# Start of The data

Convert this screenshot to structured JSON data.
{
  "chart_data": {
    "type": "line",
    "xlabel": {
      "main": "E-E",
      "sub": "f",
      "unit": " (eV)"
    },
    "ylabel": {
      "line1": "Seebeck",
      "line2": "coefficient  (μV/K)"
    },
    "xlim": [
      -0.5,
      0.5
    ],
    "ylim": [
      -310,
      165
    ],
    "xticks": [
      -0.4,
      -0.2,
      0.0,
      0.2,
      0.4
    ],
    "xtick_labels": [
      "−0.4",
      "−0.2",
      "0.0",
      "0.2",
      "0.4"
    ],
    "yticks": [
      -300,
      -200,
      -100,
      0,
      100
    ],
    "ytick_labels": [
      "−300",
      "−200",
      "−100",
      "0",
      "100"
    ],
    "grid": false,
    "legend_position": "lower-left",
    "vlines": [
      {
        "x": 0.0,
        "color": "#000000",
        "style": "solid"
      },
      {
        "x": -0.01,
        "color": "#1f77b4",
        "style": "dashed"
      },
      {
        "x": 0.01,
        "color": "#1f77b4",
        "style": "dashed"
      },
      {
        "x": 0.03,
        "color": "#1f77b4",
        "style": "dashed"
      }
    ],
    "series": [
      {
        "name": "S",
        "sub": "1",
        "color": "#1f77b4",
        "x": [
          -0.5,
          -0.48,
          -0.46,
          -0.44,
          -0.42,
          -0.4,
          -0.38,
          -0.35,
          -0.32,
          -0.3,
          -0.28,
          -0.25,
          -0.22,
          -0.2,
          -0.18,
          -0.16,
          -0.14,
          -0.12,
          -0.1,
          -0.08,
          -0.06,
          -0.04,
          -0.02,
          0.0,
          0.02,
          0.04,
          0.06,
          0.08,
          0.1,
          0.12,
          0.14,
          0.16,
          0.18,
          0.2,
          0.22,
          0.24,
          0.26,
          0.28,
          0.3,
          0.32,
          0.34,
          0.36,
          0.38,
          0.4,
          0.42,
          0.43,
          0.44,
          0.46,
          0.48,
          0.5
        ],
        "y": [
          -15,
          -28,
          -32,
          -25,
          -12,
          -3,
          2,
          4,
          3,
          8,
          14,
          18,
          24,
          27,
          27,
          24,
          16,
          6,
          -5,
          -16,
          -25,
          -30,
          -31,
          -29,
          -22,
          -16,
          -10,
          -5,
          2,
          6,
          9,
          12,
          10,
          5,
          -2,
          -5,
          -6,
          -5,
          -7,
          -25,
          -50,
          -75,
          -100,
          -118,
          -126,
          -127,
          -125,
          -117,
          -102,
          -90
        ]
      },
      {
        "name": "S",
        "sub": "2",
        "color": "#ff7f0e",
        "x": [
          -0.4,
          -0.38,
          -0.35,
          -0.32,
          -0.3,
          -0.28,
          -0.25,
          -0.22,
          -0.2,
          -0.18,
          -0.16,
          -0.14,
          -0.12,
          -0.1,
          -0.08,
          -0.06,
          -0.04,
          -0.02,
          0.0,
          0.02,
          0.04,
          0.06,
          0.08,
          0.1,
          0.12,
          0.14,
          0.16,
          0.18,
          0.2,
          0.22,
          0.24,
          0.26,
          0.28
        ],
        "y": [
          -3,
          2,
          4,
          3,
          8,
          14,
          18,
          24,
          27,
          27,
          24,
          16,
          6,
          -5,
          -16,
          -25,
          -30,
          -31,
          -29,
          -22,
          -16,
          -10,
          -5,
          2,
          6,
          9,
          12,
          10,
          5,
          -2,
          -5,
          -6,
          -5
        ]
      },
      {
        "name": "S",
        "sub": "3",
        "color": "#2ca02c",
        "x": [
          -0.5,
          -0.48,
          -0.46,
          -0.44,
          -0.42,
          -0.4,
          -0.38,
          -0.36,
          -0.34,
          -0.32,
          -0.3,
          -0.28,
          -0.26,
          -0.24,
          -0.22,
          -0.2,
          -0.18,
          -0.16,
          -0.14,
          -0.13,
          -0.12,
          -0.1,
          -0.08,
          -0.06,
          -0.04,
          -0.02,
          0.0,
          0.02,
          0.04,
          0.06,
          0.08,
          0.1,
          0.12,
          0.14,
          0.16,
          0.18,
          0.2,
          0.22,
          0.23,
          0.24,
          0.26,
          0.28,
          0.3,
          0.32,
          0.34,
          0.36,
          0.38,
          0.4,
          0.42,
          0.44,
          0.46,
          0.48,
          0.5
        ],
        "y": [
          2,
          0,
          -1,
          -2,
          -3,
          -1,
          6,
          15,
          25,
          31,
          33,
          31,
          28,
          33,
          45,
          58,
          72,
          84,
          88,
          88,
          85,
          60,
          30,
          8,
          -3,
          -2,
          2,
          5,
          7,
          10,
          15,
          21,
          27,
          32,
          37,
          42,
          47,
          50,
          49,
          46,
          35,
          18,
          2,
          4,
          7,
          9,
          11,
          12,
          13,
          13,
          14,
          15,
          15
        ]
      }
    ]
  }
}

# End of The data

Short exercise:
The records above should be restated word for word, please.

Solution to this problem:
Convert this screenshot to structured JSON data.
{
  "chart_data": {
    "type": "line",
    "xlabel": {
      "main": "E-E",
      "sub": "f",
      "unit": " (eV)"
    },
    "ylabel": {
      "line1": "Seebeck",
      "line2": "coefficient  (μV/K)"
    },
    "xlim": [
      -0.5,
      0.5
    ],
    "ylim": [
      -310,
      165
    ],
    "xticks": [
      -0.4,
      -0.2,
      0.0,
      0.2,
      0.4
    ],
    "xtick_labels": [
      "−0.4",
      "−0.2",
      "0.0",
      "0.2",
      "0.4"
    ],
    "yticks": [
      -300,
      -200,
      -100,
      0,
      100
    ],
    "ytick_labels": [
      "−300",
      "−200",
      "−100",
      "0",
      "100"
    ],
    "grid": false,
    "legend_position": "lower-left",
    "vlines": [
      {
        "x": 0.0,
        "color": "#000000",
        "style": "solid"
      },
      {
        "x": -0.01,
        "color": "#1f77b4",
        "style": "dashed"
      },
      {
        "x": 0.01,
        "color": "#1f77b4",
        "style": "dashed"
      },
      {
        "x": 0.03,
        "color": "#1f77b4",
        "style": "dashed"
      }
    ],
    "series": [
      {
        "name": "S",
        "sub": "1",
        "color": "#1f77b4",
        "x": [
          -0.5,
          -0.48,
          -0.46,
          -0.44,
          -0.42,
          -0.4,
          -0.38,
          -0.35,
          -0.32,
          -0.3,
          -0.28,
          -0.25,
          -0.22,
          -0.2,
          -0.18,
          -0.16,
          -0.14,
          -0.12,
          -0.1,
          -0.08,
          -0.06,
          -0.04,
          -0.02,
          0.0,
          0.02,
          0.04,
          0.06,
          0.08,
          0.1,
          0.12,
          0.14,
          0.16,
          0.18,
          0.2,
          0.22,
          0.24,
          0.26,
          0.28,
          0.3,
          0.32,
          0.34,
          0.36,
          0.38,
          0.4,
          0.42,
          0.43,
          0.44,
          0.46,
          0.48,
          0.5
        ],
        "y": [
          -15,
          -28,
          -32,
          -25,
          -12,
          -3,
          2,
          4,
          3,
          8,
          14,
          18,
          24,
          27,
          27,
          24,
          16,
          6,
          -5,
          -16,
          -25,
          -30,
          -31,
          -29,
          -22,
          -16,
          -10,
          -5,
          2,
          6,
          9,
          12,
          10,
          5,
          -2,
          -5,
          -6,
          -5,
          -7,
          -25,
          -50,
          -75,
          -100,
          -118,
          -126,
          -127,
          -125,
          -117,
          -102,
          -90
        ]
      },
      {
        "name": "S",
        "sub": "2",
        "color": "#ff7f0e",
        "x": [
          -0.4,
          -0.38,
          -0.35,
          -0.32,
          -0.3,
          -0.28,
          -0.25,
          -0.22,
          -0.2,
          -0.18,
          -0.16,
          -0.14,
          -0.12,
          -0.1,
          -0.08,
          -0.06,
          -0.04,
          -0.02,
          0.0,
          0.02,
          0.04,
          0.06,
          0.08,
          0.1,
          0.12,
          0.14,
          0.16,
          0.18,
          0.2,
          0.22,
          0.24,
          0.26,
          0.28
        ],
        "y": [
          -3,
          2,
          4,
          3,
          8,
          14,
          18,
          24,
          27,
          27,
          24,
          16,
          6,
          -5,
          -16,
          -25,
          -30,
          -31,
          -29,
          -22,
          -16,
          -10,
          -5,
          2,
          6,
          9,
          12,
          10,
          5,
          -2,
          -5,
          -6,
          -5
        ]
      },
      {
        "name": "S",
        "sub": "3",
        "color": "#2ca02c",
        "x": [
          -0.5,
          -0.48,
          -0.46,
          -0.44,
          -0.42,
          -0.4,
          -0.38,
          -0.36,
          -0.34,
          -0.32,
          -0.3,
          -0.28,
          -0.26,
          -0.24,
          -0.22,
          -0.2,
          -0.18,
          -0.16,
          -0.14,
          -0.13,
          -0.12,
          -0.1,
          -0.08,
          -0.06,
          -0.04,
          -0.02,
          0.0,
          0.02,
          0.04,
          0.06,
          0.08,
          0.1,
          0.12,
          0.14,
          0.16,
          0.18,
          0.2,
          0.22,
          0.23,
          0.24,
          0.26,
          0.28,
          0.3,
          0.32,
          0.34,
          0.36,
          0.38,
          0.4,
          0.42,
          0.44,
          0.46,
          0.48,
          0.5
        ],
        "y": [
          2,
          0,
          -1,
          -2,
          -3,
          -1,
          6,
          15,
          25,
          31,
          33,
          31,
          28,
          33,
          45,
          58,
          72,
          84,
          88,
          88,
          85,
          60,
          30,
          8,
          -3,
          -2,
          2,
          5,
          7,
          10,
          15,
          21,
          27,
          32,
          37,
          42,
          47,
          50,
          49,
          46,
          35,
          18,
          2,
          4,
          7,
          9,
          11,
          12,
          13,
          13,
          14,
          15,
          15
        ]
      }
    ]
  }
}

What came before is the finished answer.